• Entries from a visual dataset
• • • •
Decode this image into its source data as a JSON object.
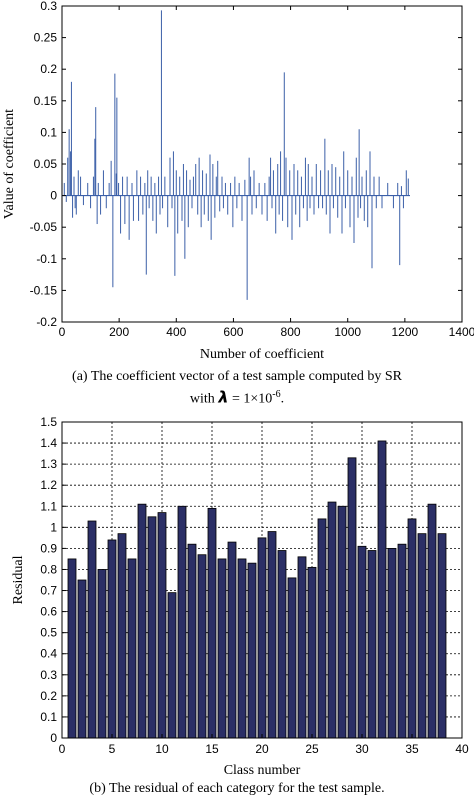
{
  "chart_data": [
    {
      "type": "line",
      "xlabel": "Number of coefficient",
      "ylabel": "Value of coefficient",
      "xlim": [
        0,
        1400
      ],
      "ylim": [
        -0.2,
        0.3
      ],
      "xticks": [
        0,
        200,
        400,
        600,
        800,
        1000,
        1200,
        1400
      ],
      "yticks": [
        -0.2,
        -0.15,
        -0.1,
        -0.05,
        0,
        0.05,
        0.1,
        0.15,
        0.2,
        0.25,
        0.3
      ],
      "ytick_labels": [
        "-0.2",
        "-0.15",
        "-0.1",
        "-0.05",
        "0",
        "0.05",
        "0.1",
        "0.15",
        "0.2",
        "0.25",
        "0.3"
      ],
      "grid": false,
      "series": [
        {
          "color": "#3b5fa8",
          "spikes": [
            [
              8,
              0.02
            ],
            [
              15,
              -0.01
            ],
            [
              20,
              0.06
            ],
            [
              25,
              0.105
            ],
            [
              30,
              0.07
            ],
            [
              33,
              0.18
            ],
            [
              37,
              -0.035
            ],
            [
              42,
              0.03
            ],
            [
              46,
              -0.02
            ],
            [
              50,
              -0.03
            ],
            [
              57,
              0.04
            ],
            [
              65,
              0.03
            ],
            [
              75,
              -0.015
            ],
            [
              90,
              0.02
            ],
            [
              100,
              -0.02
            ],
            [
              110,
              0.03
            ],
            [
              115,
              0.09
            ],
            [
              118,
              0.14
            ],
            [
              123,
              -0.045
            ],
            [
              127,
              0.02
            ],
            [
              135,
              -0.03
            ],
            [
              145,
              0.04
            ],
            [
              155,
              -0.02
            ],
            [
              165,
              0.02
            ],
            [
              172,
              0.055
            ],
            [
              178,
              -0.145
            ],
            [
              185,
              0.193
            ],
            [
              190,
              0.035
            ],
            [
              192,
              0.155
            ],
            [
              198,
              0.02
            ],
            [
              205,
              -0.06
            ],
            [
              212,
              0.03
            ],
            [
              220,
              -0.045
            ],
            [
              228,
              0.03
            ],
            [
              235,
              -0.07
            ],
            [
              245,
              0.02
            ],
            [
              250,
              -0.04
            ],
            [
              262,
              0.04
            ],
            [
              268,
              -0.04
            ],
            [
              275,
              0.03
            ],
            [
              283,
              -0.03
            ],
            [
              290,
              0.02
            ],
            [
              295,
              -0.125
            ],
            [
              300,
              0.04
            ],
            [
              305,
              -0.02
            ],
            [
              312,
              0.03
            ],
            [
              318,
              -0.04
            ],
            [
              325,
              0.02
            ],
            [
              330,
              -0.06
            ],
            [
              338,
              0.03
            ],
            [
              343,
              -0.03
            ],
            [
              348,
              0.293
            ],
            [
              352,
              -0.02
            ],
            [
              360,
              0.03
            ],
            [
              370,
              -0.05
            ],
            [
              378,
              0.06
            ],
            [
              385,
              -0.02
            ],
            [
              390,
              0.07
            ],
            [
              395,
              -0.127
            ],
            [
              400,
              0.04
            ],
            [
              405,
              -0.06
            ],
            [
              412,
              0.03
            ],
            [
              420,
              -0.04
            ],
            [
              425,
              0.05
            ],
            [
              430,
              -0.1
            ],
            [
              436,
              0.04
            ],
            [
              442,
              -0.05
            ],
            [
              448,
              0.025
            ],
            [
              455,
              -0.02
            ],
            [
              460,
              0.03
            ],
            [
              468,
              0.05
            ],
            [
              475,
              -0.03
            ],
            [
              480,
              0.06
            ],
            [
              487,
              -0.05
            ],
            [
              492,
              0.04
            ],
            [
              498,
              -0.03
            ],
            [
              505,
              0.035
            ],
            [
              512,
              -0.04
            ],
            [
              518,
              0.065
            ],
            [
              522,
              -0.07
            ],
            [
              528,
              0.05
            ],
            [
              535,
              -0.035
            ],
            [
              540,
              0.03
            ],
            [
              545,
              0.055
            ],
            [
              552,
              -0.025
            ],
            [
              560,
              0.03
            ],
            [
              565,
              -0.02
            ],
            [
              572,
              0.02
            ],
            [
              580,
              -0.03
            ],
            [
              590,
              0.02
            ],
            [
              598,
              -0.05
            ],
            [
              605,
              0.03
            ],
            [
              612,
              -0.02
            ],
            [
              620,
              0.02
            ],
            [
              630,
              -0.04
            ],
            [
              640,
              0.025
            ],
            [
              648,
              -0.165
            ],
            [
              655,
              0.06
            ],
            [
              660,
              0.03
            ],
            [
              665,
              -0.03
            ],
            [
              672,
              0.04
            ],
            [
              680,
              -0.02
            ],
            [
              690,
              0.02
            ],
            [
              700,
              -0.03
            ],
            [
              710,
              0.02
            ],
            [
              718,
              -0.04
            ],
            [
              725,
              0.03
            ],
            [
              730,
              0.06
            ],
            [
              735,
              -0.02
            ],
            [
              740,
              0.04
            ],
            [
              748,
              -0.06
            ],
            [
              755,
              0.05
            ],
            [
              760,
              -0.03
            ],
            [
              765,
              0.07
            ],
            [
              772,
              -0.04
            ],
            [
              778,
              0.195
            ],
            [
              784,
              0.06
            ],
            [
              790,
              -0.05
            ],
            [
              797,
              0.04
            ],
            [
              805,
              -0.07
            ],
            [
              812,
              0.05
            ],
            [
              818,
              -0.03
            ],
            [
              825,
              0.04
            ],
            [
              832,
              -0.05
            ],
            [
              838,
              0.03
            ],
            [
              845,
              -0.02
            ],
            [
              852,
              0.06
            ],
            [
              858,
              -0.04
            ],
            [
              862,
              0.05
            ],
            [
              868,
              -0.02
            ],
            [
              875,
              0.03
            ],
            [
              882,
              -0.03
            ],
            [
              890,
              0.05
            ],
            [
              898,
              -0.02
            ],
            [
              905,
              0.04
            ],
            [
              912,
              -0.02
            ],
            [
              920,
              0.09
            ],
            [
              925,
              -0.03
            ],
            [
              932,
              0.04
            ],
            [
              938,
              -0.06
            ],
            [
              945,
              0.05
            ],
            [
              950,
              -0.02
            ],
            [
              958,
              0.045
            ],
            [
              965,
              -0.035
            ],
            [
              972,
              0.03
            ],
            [
              980,
              -0.06
            ],
            [
              986,
              0.07
            ],
            [
              992,
              -0.02
            ],
            [
              1000,
              0.04
            ],
            [
              1008,
              -0.05
            ],
            [
              1015,
              0.03
            ],
            [
              1022,
              -0.075
            ],
            [
              1030,
              0.06
            ],
            [
              1036,
              -0.035
            ],
            [
              1040,
              0.105
            ],
            [
              1045,
              -0.02
            ],
            [
              1050,
              0.03
            ],
            [
              1058,
              -0.04
            ],
            [
              1065,
              0.04
            ],
            [
              1070,
              -0.05
            ],
            [
              1078,
              0.07
            ],
            [
              1085,
              -0.115
            ],
            [
              1092,
              0.03
            ],
            [
              1100,
              -0.02
            ],
            [
              1110,
              0.03
            ],
            [
              1120,
              -0.02
            ],
            [
              1140,
              0.02
            ],
            [
              1160,
              -0.02
            ],
            [
              1175,
              0.02
            ],
            [
              1182,
              -0.11
            ],
            [
              1188,
              0.015
            ],
            [
              1195,
              -0.02
            ],
            [
              1205,
              0.04
            ],
            [
              1212,
              0.027
            ]
          ]
        }
      ]
    },
    {
      "type": "bar",
      "xlabel": "Class number",
      "ylabel": "Residual",
      "xlim": [
        0,
        40
      ],
      "ylim": [
        0,
        1.5
      ],
      "xticks": [
        0,
        5,
        10,
        15,
        20,
        25,
        30,
        35,
        40
      ],
      "yticks": [
        0,
        0.1,
        0.2,
        0.3,
        0.4,
        0.5,
        0.6,
        0.7,
        0.8,
        0.9,
        1,
        1.1,
        1.2,
        1.3,
        1.4,
        1.5
      ],
      "ytick_labels": [
        "0",
        "0.1",
        "0.2",
        "0.3",
        "0.4",
        "0.5",
        "0.6",
        "0.7",
        "0.8",
        "0.9",
        "1",
        "1.1",
        "1.2",
        "1.3",
        "1.4",
        "1.5"
      ],
      "grid": true,
      "color": "#2b2f66",
      "categories": [
        1,
        2,
        3,
        4,
        5,
        6,
        7,
        8,
        9,
        10,
        11,
        12,
        13,
        14,
        15,
        16,
        17,
        18,
        19,
        20,
        21,
        22,
        23,
        24,
        25,
        26,
        27,
        28,
        29,
        30,
        31,
        32,
        33,
        34,
        35,
        36,
        37,
        38
      ],
      "values": [
        0.85,
        0.75,
        1.03,
        0.8,
        0.94,
        0.97,
        0.85,
        1.11,
        1.05,
        1.07,
        0.69,
        1.1,
        0.92,
        0.87,
        1.09,
        0.85,
        0.93,
        0.85,
        0.83,
        0.95,
        0.98,
        0.89,
        0.76,
        0.86,
        0.81,
        1.04,
        1.12,
        1.1,
        1.33,
        0.91,
        0.89,
        1.41,
        0.9,
        0.92,
        1.04,
        0.97,
        1.11,
        0.97
      ]
    }
  ],
  "captions": {
    "a_line1": "(a) The coefficient vector of a test sample computed by SR",
    "a_with": "with",
    "a_lambda": "λ",
    "a_equation": "= 1×10",
    "a_exponent": "-6",
    "a_end": ".",
    "b": "(b)  The residual of each category for the test sample."
  }
}
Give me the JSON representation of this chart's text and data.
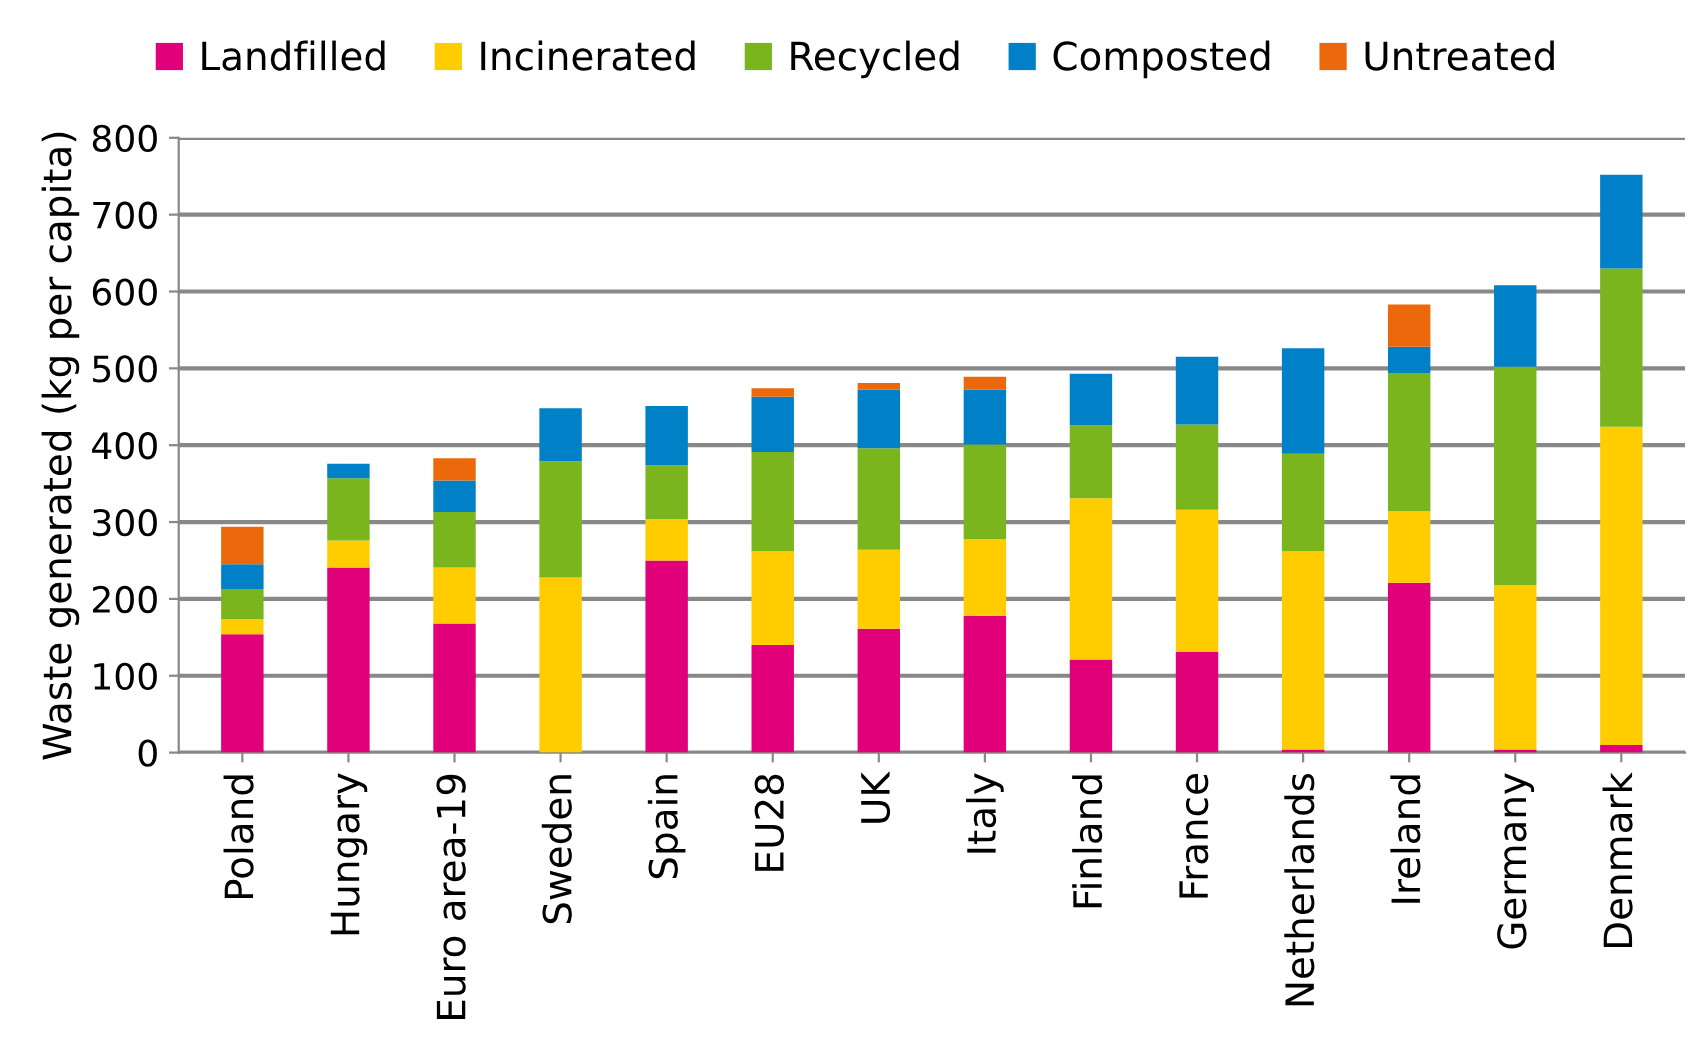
• • • •
• Exercise requirements
Using the listing above, pull out all lines that hold the word "sample".

• Exercise result
    "a_line1": "(a) The coefficient vector of a test sample computed by SR",
    "b": "(b)  The residual of each category for the test sample."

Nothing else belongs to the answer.